Exercise details - Note how many lines in the entries contain the string "以下哪个词可以出现在直播间", then give that number and nothing else.
:: Data in this exercise
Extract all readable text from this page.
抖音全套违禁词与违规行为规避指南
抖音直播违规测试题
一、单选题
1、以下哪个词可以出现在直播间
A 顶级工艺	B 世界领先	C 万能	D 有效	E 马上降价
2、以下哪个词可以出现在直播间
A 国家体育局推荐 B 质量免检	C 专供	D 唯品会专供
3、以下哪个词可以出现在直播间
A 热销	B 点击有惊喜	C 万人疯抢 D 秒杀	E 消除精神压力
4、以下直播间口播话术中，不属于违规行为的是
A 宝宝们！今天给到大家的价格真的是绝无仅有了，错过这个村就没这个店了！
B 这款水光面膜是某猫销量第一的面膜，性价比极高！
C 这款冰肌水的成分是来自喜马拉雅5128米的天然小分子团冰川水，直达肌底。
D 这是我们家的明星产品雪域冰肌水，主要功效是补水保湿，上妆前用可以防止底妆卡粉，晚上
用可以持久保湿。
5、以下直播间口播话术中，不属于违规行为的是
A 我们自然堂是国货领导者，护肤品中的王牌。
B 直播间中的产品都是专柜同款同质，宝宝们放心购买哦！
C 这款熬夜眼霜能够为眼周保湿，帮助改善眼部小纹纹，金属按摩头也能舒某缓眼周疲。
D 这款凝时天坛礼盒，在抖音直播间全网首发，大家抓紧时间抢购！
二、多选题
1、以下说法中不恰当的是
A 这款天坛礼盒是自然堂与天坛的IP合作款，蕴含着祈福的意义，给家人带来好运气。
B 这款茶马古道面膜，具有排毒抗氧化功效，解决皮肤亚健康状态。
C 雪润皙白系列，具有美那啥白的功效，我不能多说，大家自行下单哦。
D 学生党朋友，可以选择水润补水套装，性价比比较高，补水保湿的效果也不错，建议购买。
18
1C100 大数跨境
::::
Full answer - 3